• **Source excerpt**:
Deployment Guide

Deployment Guide

Overview

This guide provides a step-by-step process for deploying DPS (NVIDIA Domain Power Service) to a Kubernetes cluster.

Prerequisites

  • Kubernetes Cluster >= 1.31.x
  • Helm 3.x
  • kubectl configured to access your cluster
  • Access to DPS NGC
  • Access to the DPS Artifactory Repositories
  • Access to the managed hosts and their BMC (Baseboard Management Controller)

Downloading DPS Artifacts

1. Download the Helm Chart

Download the DPS Helm chart from NGC. Visit DPS Helm Charts on NGC to find available versions.

# Set your version (e.g., 0.7.0)
VERSION="0.7.0"

# Download the chart
helm fetch https://helm.ngc.nvidia.com/nvidia/charts/dps-${VERSION}.tgz

# Extract the chart
tar -xzf dps-${VERSION}.tgz

Preparing Your Kubernetes Cluster

1. Create the DPS Namespace

kubectl create namespace dps

2. Configure Image Pull Secrets (if needed)

If your cluster requires authentication to pull images from NVIDIA’s NGC registry:

kubectl create secret docker-registry nvcr-secret \
  --docker-server=nvcr.io \
  --docker-username='$oauthtoken' \
  --docker-password=<your-ngc-api-key> \
  --namespace=dps

3. Configure BMC Credentials

Create secrets for each BMC (Baseboard Management Controller) you want to manage:

---
apiVersion: v1
kind: Secret
metadata:
  name: <node-secret-name>
  namespace: dps
  labels:
    app: bmc-secret
type: Opaque
stringData:
  bmc: |
    {
      "username": "your-bmc-username",
      "password": "your-bmc-password"
    }

Example for multiple nodes:

# Create secrets for your BMC nodes
kubectl apply -f - <<EOF
---
apiVersion: v1
kind: Secret
metadata:
  name: dgxh100
  namespace: dps
  labels:
    app: bmc-secret
type: Opaque
stringData:
  bmc: |
    {
      "username": "admin",
      "password": "admin"
    }
---
apiVersion: v1
kind: Secret
metadata:
  name: viking592
  namespace: dps
  labels:
    app: bmc-secret
type: Opaque
stringData:
  bmc: |
    {
      "username": "your-username",
      "password": "your-password"

• **Exercise task a**: What is the minimum Kubernetes cluster version the deployment guide lists as a prerequisite?
The records that follow are unrelated to the deployment guide.

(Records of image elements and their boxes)

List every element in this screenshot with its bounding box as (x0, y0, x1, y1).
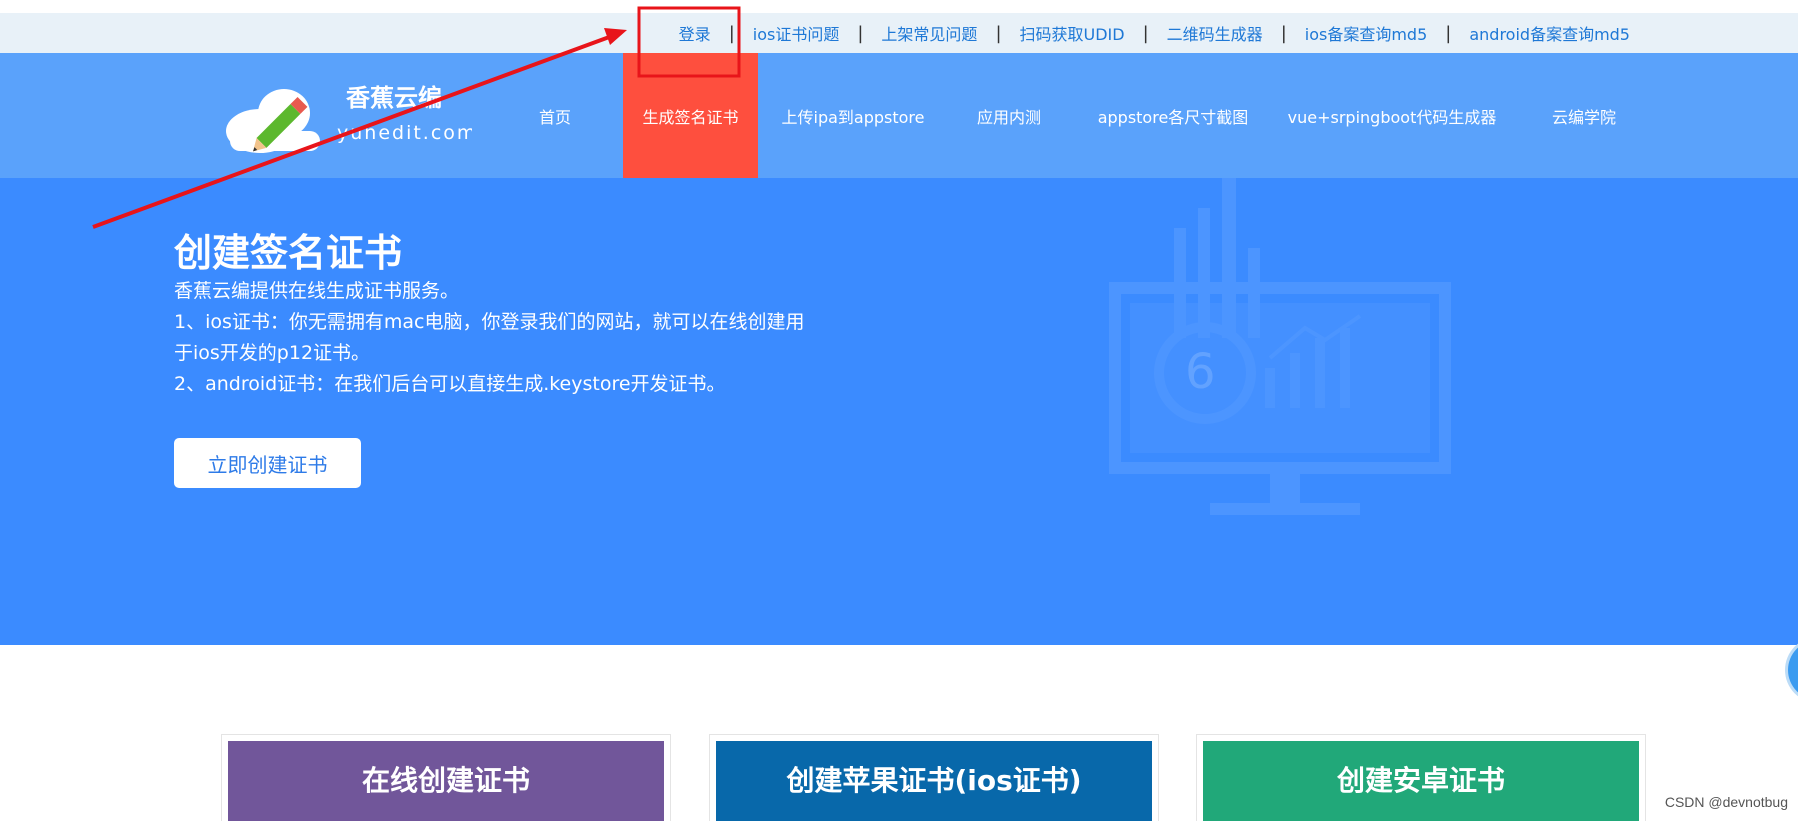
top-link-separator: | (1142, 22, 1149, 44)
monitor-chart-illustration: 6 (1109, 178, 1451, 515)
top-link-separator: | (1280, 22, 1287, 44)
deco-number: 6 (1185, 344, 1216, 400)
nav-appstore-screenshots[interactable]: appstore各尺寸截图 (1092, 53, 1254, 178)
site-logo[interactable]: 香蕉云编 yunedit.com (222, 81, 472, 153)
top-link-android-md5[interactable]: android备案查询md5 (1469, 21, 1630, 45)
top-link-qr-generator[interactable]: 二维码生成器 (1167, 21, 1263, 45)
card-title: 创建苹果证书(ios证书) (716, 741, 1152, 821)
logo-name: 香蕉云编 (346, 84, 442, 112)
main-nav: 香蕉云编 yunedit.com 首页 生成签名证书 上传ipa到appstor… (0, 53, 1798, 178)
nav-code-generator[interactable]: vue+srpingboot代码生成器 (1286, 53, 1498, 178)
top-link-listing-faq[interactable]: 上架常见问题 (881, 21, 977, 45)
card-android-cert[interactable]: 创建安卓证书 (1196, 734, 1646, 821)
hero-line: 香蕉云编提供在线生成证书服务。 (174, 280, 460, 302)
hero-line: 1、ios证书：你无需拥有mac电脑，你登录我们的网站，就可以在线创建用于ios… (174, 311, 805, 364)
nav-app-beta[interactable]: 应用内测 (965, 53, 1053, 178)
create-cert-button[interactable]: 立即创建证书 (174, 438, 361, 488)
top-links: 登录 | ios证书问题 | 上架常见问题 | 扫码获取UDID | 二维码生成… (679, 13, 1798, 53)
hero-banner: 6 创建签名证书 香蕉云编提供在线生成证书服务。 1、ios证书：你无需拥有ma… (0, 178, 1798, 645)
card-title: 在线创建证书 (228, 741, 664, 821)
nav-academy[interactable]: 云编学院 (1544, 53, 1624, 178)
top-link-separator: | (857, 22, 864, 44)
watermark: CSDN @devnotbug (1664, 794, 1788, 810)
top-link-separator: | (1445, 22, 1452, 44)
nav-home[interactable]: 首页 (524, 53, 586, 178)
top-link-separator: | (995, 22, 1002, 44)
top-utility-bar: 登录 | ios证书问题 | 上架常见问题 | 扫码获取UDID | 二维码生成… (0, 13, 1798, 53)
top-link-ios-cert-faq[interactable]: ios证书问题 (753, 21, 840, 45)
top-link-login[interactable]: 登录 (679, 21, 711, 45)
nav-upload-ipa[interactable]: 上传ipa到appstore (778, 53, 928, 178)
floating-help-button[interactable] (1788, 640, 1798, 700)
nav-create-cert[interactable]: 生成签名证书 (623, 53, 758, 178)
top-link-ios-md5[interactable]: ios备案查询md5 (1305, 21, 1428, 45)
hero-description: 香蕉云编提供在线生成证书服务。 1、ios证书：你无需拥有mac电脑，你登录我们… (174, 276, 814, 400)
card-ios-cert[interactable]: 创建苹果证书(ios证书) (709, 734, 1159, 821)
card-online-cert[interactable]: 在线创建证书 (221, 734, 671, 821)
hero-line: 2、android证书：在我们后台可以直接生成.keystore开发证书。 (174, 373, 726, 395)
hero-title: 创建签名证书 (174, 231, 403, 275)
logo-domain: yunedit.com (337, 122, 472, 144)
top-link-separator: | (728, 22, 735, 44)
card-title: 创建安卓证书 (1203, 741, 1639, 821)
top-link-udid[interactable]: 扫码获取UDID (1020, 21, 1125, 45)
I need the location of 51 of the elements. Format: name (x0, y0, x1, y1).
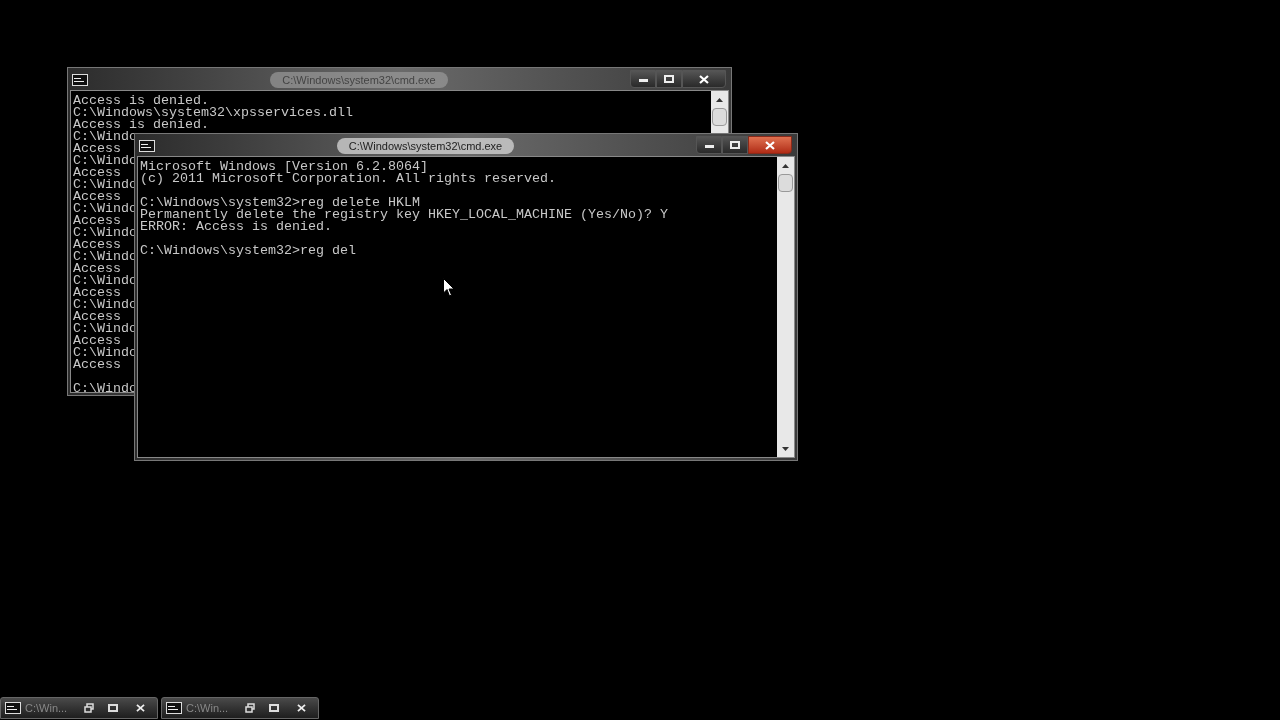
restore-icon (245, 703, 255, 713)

• **Exercise task b**: Please echo the part of the records that opens with the line containing "top-link-separator: | (1142, 22, 1149, 44)" and closes with the line containing "top-link-separator: | (857, 22, 864, 44)", including both of those lines.

• **Task result a**: Kubernetes 1.31.x or later.

• **Task result b**:
top-link-separator: | (1142, 22, 1149, 44)
monitor-chart-illustration: 6 (1109, 178, 1451, 515)
top-link-separator: | (1280, 22, 1287, 44)
deco-number: 6 (1185, 344, 1216, 400)
nav-appstore-screenshots[interactable]: appstore各尺寸截图 (1092, 53, 1254, 178)
site-logo[interactable]: 香蕉云编 yunedit.com (222, 81, 472, 153)
top-link-android-md5[interactable]: android备案查询md5 (1469, 21, 1630, 45)
top-link-qr-generator[interactable]: 二维码生成器 (1167, 21, 1263, 45)
card-title: 创建苹果证书(ios证书) (716, 741, 1152, 821)
logo-name: 香蕉云编 (346, 84, 442, 112)
main-nav: 香蕉云编 yunedit.com 首页 生成签名证书 上传ipa到appstor… (0, 53, 1798, 178)
nav-code-generator[interactable]: vue+srpingboot代码生成器 (1286, 53, 1498, 178)
top-link-listing-faq[interactable]: 上架常见问题 (881, 21, 977, 45)
card-android-cert[interactable]: 创建安卓证书 (1196, 734, 1646, 821)
hero-line: 香蕉云编提供在线生成证书服务。 (174, 280, 460, 302)
hero-line: 1、ios证书：你无需拥有mac电脑，你登录我们的网站，就可以在线创建用于ios… (174, 311, 805, 364)
nav-app-beta[interactable]: 应用内测 (965, 53, 1053, 178)
create-cert-button[interactable]: 立即创建证书 (174, 438, 361, 488)
top-links: 登录 | ios证书问题 | 上架常见问题 | 扫码获取UDID | 二维码生成… (679, 13, 1798, 53)
hero-banner: 6 创建签名证书 香蕉云编提供在线生成证书服务。 1、ios证书：你无需拥有ma… (0, 178, 1798, 645)
card-title: 在线创建证书 (228, 741, 664, 821)
nav-academy[interactable]: 云编学院 (1544, 53, 1624, 178)
top-link-separator: | (857, 22, 864, 44)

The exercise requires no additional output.